• _Task brief_: Copy the records below exactly, leaving out any pictures.

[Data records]

++++++++++++++++++++

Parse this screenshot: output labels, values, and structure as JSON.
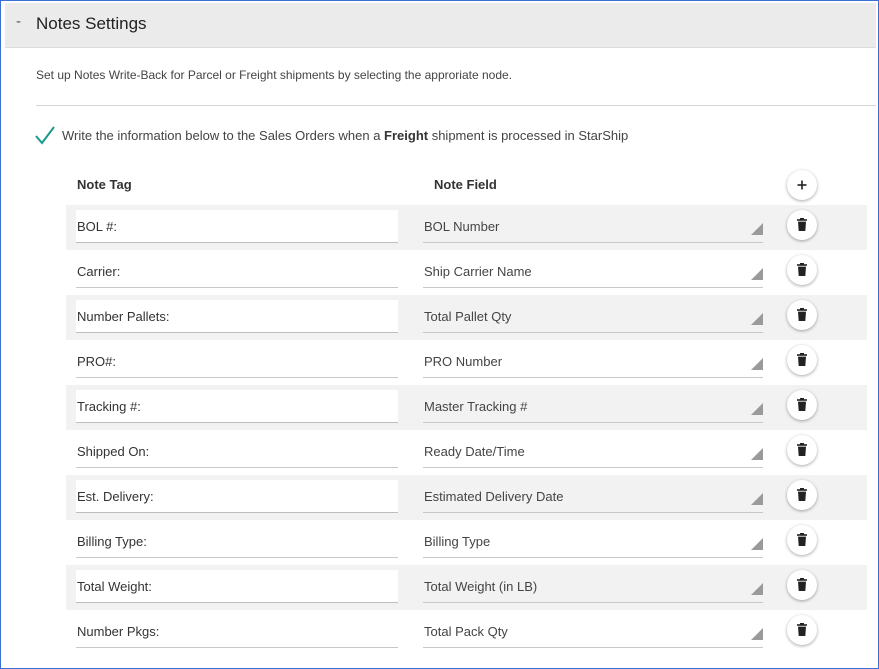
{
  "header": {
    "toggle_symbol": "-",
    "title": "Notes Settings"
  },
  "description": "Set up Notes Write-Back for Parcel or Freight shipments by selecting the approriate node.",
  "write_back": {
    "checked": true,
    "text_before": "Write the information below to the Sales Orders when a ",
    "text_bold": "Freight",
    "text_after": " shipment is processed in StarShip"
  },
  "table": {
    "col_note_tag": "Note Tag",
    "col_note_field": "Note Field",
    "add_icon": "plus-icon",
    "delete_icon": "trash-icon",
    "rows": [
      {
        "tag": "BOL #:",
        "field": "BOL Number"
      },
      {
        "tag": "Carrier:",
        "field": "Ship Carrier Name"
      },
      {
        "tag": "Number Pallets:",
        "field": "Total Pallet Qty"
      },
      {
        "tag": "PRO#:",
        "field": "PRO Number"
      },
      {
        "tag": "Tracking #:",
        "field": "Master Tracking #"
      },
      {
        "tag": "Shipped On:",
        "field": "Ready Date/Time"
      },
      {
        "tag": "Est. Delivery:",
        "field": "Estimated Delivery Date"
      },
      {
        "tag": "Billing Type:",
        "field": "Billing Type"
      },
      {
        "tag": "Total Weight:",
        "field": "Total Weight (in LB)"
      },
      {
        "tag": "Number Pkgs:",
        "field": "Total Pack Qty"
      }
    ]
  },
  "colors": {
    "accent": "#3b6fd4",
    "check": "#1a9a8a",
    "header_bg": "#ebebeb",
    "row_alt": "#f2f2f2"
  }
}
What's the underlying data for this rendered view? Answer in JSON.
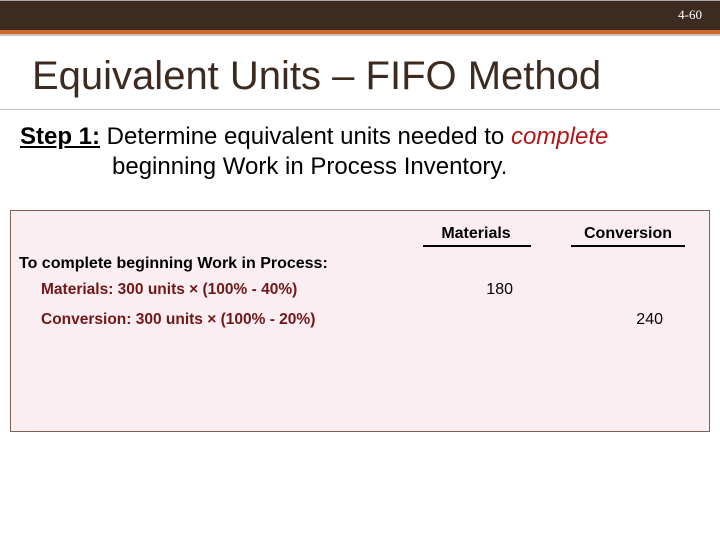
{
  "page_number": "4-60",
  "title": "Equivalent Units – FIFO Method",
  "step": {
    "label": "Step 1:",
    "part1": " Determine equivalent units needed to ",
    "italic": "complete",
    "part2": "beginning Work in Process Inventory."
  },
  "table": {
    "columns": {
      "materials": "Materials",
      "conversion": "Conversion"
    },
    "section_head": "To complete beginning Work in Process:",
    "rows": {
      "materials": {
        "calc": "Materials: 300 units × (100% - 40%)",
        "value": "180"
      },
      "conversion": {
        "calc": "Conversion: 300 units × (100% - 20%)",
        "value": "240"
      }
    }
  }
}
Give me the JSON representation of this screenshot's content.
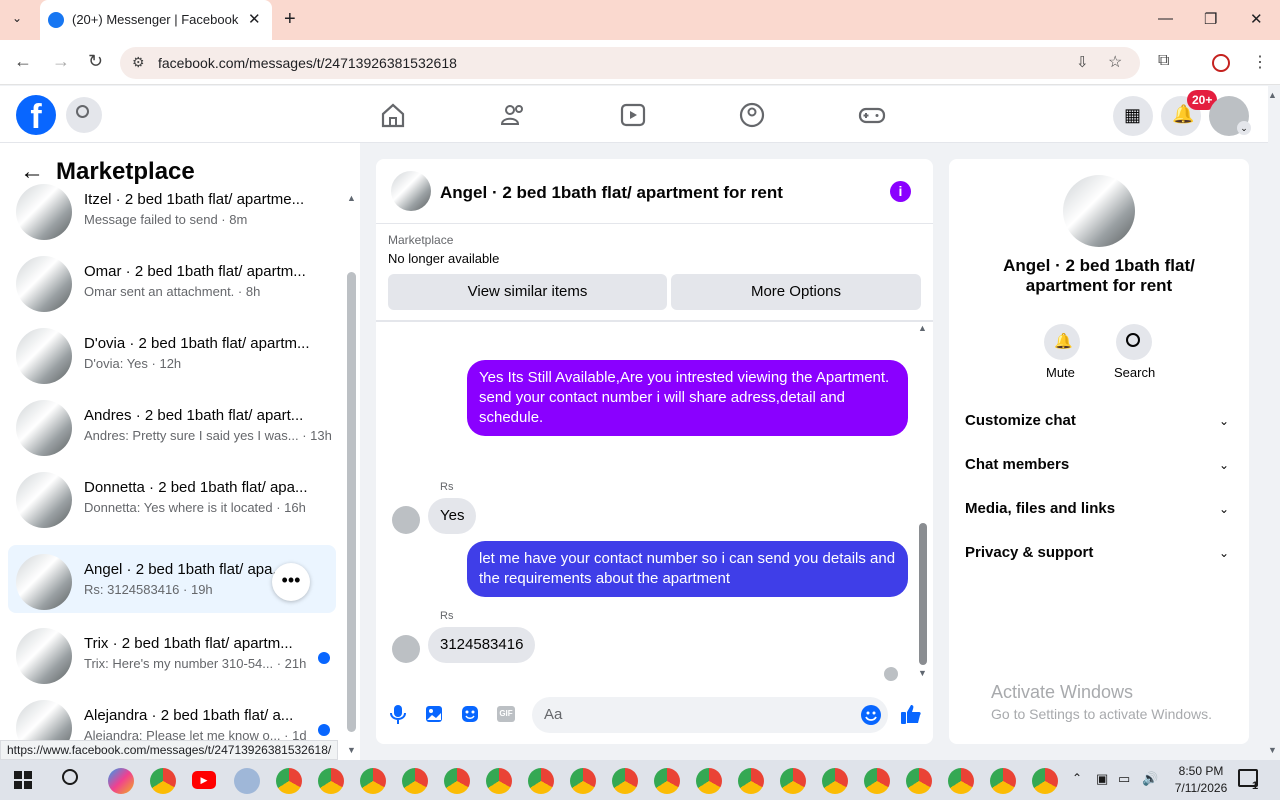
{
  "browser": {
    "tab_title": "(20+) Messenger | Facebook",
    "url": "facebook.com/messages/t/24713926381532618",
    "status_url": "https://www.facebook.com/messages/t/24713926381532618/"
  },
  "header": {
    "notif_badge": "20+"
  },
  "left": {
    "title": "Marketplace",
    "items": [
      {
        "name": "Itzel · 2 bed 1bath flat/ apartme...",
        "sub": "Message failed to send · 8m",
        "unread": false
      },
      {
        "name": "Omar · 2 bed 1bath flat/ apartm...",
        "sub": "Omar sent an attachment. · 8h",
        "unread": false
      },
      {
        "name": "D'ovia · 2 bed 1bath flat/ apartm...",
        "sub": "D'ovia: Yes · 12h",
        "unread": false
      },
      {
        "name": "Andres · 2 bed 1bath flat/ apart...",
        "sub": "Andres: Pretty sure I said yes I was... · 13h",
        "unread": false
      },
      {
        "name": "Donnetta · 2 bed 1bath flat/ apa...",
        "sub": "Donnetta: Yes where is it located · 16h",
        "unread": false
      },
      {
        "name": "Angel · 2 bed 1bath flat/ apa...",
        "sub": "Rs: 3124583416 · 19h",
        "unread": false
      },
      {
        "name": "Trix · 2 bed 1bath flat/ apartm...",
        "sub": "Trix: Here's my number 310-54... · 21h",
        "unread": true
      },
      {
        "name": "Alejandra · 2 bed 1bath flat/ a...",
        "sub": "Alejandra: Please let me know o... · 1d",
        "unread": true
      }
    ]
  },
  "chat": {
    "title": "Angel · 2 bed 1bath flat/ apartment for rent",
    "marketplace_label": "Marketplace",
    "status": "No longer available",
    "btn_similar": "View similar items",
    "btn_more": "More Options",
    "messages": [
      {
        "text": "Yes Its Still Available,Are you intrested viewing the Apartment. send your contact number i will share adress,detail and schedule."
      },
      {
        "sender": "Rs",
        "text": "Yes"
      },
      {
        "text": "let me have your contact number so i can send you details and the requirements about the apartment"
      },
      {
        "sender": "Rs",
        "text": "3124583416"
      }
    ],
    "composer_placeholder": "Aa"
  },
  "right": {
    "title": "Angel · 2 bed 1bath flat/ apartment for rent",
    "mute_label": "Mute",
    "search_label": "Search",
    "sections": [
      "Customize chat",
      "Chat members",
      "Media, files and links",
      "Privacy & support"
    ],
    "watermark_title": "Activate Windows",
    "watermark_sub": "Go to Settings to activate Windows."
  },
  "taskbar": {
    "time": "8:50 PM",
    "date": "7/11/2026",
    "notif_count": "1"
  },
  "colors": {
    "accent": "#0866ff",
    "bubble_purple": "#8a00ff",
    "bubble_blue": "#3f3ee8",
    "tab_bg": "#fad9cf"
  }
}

++++++++++++++++++++

• _Final result_:
Parse this screenshot: output labels, values, and structure as JSON.
{
  "header": {
    "toggle_symbol": "-",
    "title": "Notes Settings"
  },
  "description": "Set up Notes Write-Back for Parcel or Freight shipments by selecting the approriate node.",
  "write_back": {
    "checked": true,
    "text_before": "Write the information below to the Sales Orders when a ",
    "text_bold": "Freight",
    "text_after": " shipment is processed in StarShip"
  },
  "table": {
    "col_note_tag": "Note Tag",
    "col_note_field": "Note Field",
    "add_icon": "plus-icon",
    "delete_icon": "trash-icon",
    "rows": [
      {
        "tag": "BOL #:",
        "field": "BOL Number"
      },
      {
        "tag": "Carrier:",
        "field": "Ship Carrier Name"
      },
      {
        "tag": "Number Pallets:",
        "field": "Total Pallet Qty"
      },
      {
        "tag": "PRO#:",
        "field": "PRO Number"
      },
      {
        "tag": "Tracking #:",
        "field": "Master Tracking #"
      },
      {
        "tag": "Shipped On:",
        "field": "Ready Date/Time"
      },
      {
        "tag": "Est. Delivery:",
        "field": "Estimated Delivery Date"
      },
      {
        "tag": "Billing Type:",
        "field": "Billing Type"
      },
      {
        "tag": "Total Weight:",
        "field": "Total Weight (in LB)"
      },
      {
        "tag": "Number Pkgs:",
        "field": "Total Pack Qty"
      }
    ]
  },
  "colors": {
    "accent": "#3b6fd4",
    "check": "#1a9a8a",
    "header_bg": "#ebebeb",
    "row_alt": "#f2f2f2"
  }
}
What's the underlying data for this rendered view? Answer in JSON.
{
  "page_number": "4-60",
  "title": "Equivalent Units – FIFO Method",
  "step": {
    "label": "Step 1:",
    "part1": " Determine equivalent units needed to ",
    "italic": "complete",
    "part2": "beginning Work in Process Inventory."
  },
  "table": {
    "columns": {
      "materials": "Materials",
      "conversion": "Conversion"
    },
    "section_head": "To complete beginning Work in Process:",
    "rows": {
      "materials": {
        "calc": "Materials: 300 units × (100% - 40%)",
        "value": "180"
      },
      "conversion": {
        "calc": "Conversion: 300 units × (100% - 20%)",
        "value": "240"
      }
    }
  }
}
Give me the JSON representation of this screenshot's content.
{
  "browser": {
    "tab_title": "(20+) Messenger | Facebook",
    "url": "facebook.com/messages/t/24713926381532618",
    "status_url": "https://www.facebook.com/messages/t/24713926381532618/"
  },
  "header": {
    "notif_badge": "20+"
  },
  "left": {
    "title": "Marketplace",
    "items": [
      {
        "name": "Itzel · 2 bed 1bath flat/ apartme...",
        "sub": "Message failed to send · 8m",
        "unread": false
      },
      {
        "name": "Omar · 2 bed 1bath flat/ apartm...",
        "sub": "Omar sent an attachment. · 8h",
        "unread": false
      },
      {
        "name": "D'ovia · 2 bed 1bath flat/ apartm...",
        "sub": "D'ovia: Yes · 12h",
        "unread": false
      },
      {
        "name": "Andres · 2 bed 1bath flat/ apart...",
        "sub": "Andres: Pretty sure I said yes I was... · 13h",
        "unread": false
      },
      {
        "name": "Donnetta · 2 bed 1bath flat/ apa...",
        "sub": "Donnetta: Yes where is it located · 16h",
        "unread": false
      },
      {
        "name": "Angel · 2 bed 1bath flat/ apa...",
        "sub": "Rs: 3124583416 · 19h",
        "unread": false
      },
      {
        "name": "Trix · 2 bed 1bath flat/ apartm...",
        "sub": "Trix: Here's my number 310-54... · 21h",
        "unread": true
      },
      {
        "name": "Alejandra · 2 bed 1bath flat/ a...",
        "sub": "Alejandra: Please let me know o... · 1d",
        "unread": true
      }
    ]
  },
  "chat": {
    "title": "Angel · 2 bed 1bath flat/ apartment for rent",
    "marketplace_label": "Marketplace",
    "status": "No longer available",
    "btn_similar": "View similar items",
    "btn_more": "More Options",
    "messages": [
      {
        "text": "Yes Its Still Available,Are you intrested viewing the Apartment. send your contact number i will share adress,detail and schedule."
      },
      {
        "sender": "Rs",
        "text": "Yes"
      },
      {
        "text": "let me have your contact number so i can send you details and the requirements about the apartment"
      },
      {
        "sender": "Rs",
        "text": "3124583416"
      }
    ],
    "composer_placeholder": "Aa"
  },
  "right": {
    "title": "Angel · 2 bed 1bath flat/ apartment for rent",
    "mute_label": "Mute",
    "search_label": "Search",
    "sections": [
      "Customize chat",
      "Chat members",
      "Media, files and links",
      "Privacy & support"
    ],
    "watermark_title": "Activate Windows",
    "watermark_sub": "Go to Settings to activate Windows."
  },
  "taskbar": {
    "time": "8:50 PM",
    "date": "7/11/2026",
    "notif_count": "1"
  },
  "colors": {
    "accent": "#0866ff",
    "bubble_purple": "#8a00ff",
    "bubble_blue": "#3f3ee8",
    "tab_bg": "#fad9cf"
  }
}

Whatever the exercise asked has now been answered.